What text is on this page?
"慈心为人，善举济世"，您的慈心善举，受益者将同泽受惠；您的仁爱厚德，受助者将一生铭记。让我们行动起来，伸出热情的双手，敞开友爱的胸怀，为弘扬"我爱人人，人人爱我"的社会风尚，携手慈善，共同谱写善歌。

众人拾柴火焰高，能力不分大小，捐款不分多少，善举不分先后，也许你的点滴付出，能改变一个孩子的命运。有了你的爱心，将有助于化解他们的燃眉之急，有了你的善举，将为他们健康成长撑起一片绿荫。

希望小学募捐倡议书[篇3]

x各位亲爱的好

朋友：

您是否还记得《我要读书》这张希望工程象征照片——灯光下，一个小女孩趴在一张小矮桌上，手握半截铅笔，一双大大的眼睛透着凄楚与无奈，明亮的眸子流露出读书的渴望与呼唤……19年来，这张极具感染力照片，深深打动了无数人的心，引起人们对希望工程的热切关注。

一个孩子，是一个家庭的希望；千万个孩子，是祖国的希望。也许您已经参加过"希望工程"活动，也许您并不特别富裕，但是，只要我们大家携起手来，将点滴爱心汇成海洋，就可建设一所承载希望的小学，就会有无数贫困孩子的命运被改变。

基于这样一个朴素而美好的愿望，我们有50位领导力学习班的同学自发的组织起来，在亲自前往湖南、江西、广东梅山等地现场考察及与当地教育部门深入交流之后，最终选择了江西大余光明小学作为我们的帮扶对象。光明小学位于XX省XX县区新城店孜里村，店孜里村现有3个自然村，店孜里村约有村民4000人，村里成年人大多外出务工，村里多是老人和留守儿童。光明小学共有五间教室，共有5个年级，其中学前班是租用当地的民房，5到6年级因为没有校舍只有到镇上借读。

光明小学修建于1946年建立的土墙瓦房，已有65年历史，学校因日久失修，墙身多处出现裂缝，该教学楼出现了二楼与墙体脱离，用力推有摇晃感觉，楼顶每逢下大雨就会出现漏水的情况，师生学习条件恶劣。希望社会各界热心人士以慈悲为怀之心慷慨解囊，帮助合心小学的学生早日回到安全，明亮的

TASK STATEMENT: Every line of the data above should be reproduced word for word.

FULL SOLUTION:
What text is on this page?
"慈心为人，善举济世"，您的慈心善举，受益者将同泽受惠；您的仁爱厚德，受助者将一生铭记。让我们行动起来，伸出热情的双手，敞开友爱的胸怀，为弘扬"我爱人人，人人爱我"的社会风尚，携手慈善，共同谱写善歌。

众人拾柴火焰高，能力不分大小，捐款不分多少，善举不分先后，也许你的点滴付出，能改变一个孩子的命运。有了你的爱心，将有助于化解他们的燃眉之急，有了你的善举，将为他们健康成长撑起一片绿荫。

希望小学募捐倡议书[篇3]

x各位亲爱的好

朋友：

您是否还记得《我要读书》这张希望工程象征照片——灯光下，一个小女孩趴在一张小矮桌上，手握半截铅笔，一双大大的眼睛透着凄楚与无奈，明亮的眸子流露出读书的渴望与呼唤……19年来，这张极具感染力照片，深深打动了无数人的心，引起人们对希望工程的热切关注。

一个孩子，是一个家庭的希望；千万个孩子，是祖国的希望。也许您已经参加过"希望工程"活动，也许您并不特别富裕，但是，只要我们大家携起手来，将点滴爱心汇成海洋，就可建设一所承载希望的小学，就会有无数贫困孩子的命运被改变。

基于这样一个朴素而美好的愿望，我们有50位领导力学习班的同学自发的组织起来，在亲自前往湖南、江西、广东梅山等地现场考察及与当地教育部门深入交流之后，最终选择了江西大余光明小学作为我们的帮扶对象。光明小学位于XX省XX县区新城店孜里村，店孜里村现有3个自然村，店孜里村约有村民4000人，村里成年人大多外出务工，村里多是老人和留守儿童。光明小学共有五间教室，共有5个年级，其中学前班是租用当地的民房，5到6年级因为没有校舍只有到镇上借读。

光明小学修建于1946年建立的土墙瓦房，已有65年历史，学校因日久失修，墙身多处出现裂缝，该教学楼出现了二楼与墙体脱离，用力推有摇晃感觉，楼顶每逢下大雨就会出现漏水的情况，师生学习条件恶劣。希望社会各界热心人士以慈悲为怀之心慷慨解囊，帮助合心小学的学生早日回到安全，明亮的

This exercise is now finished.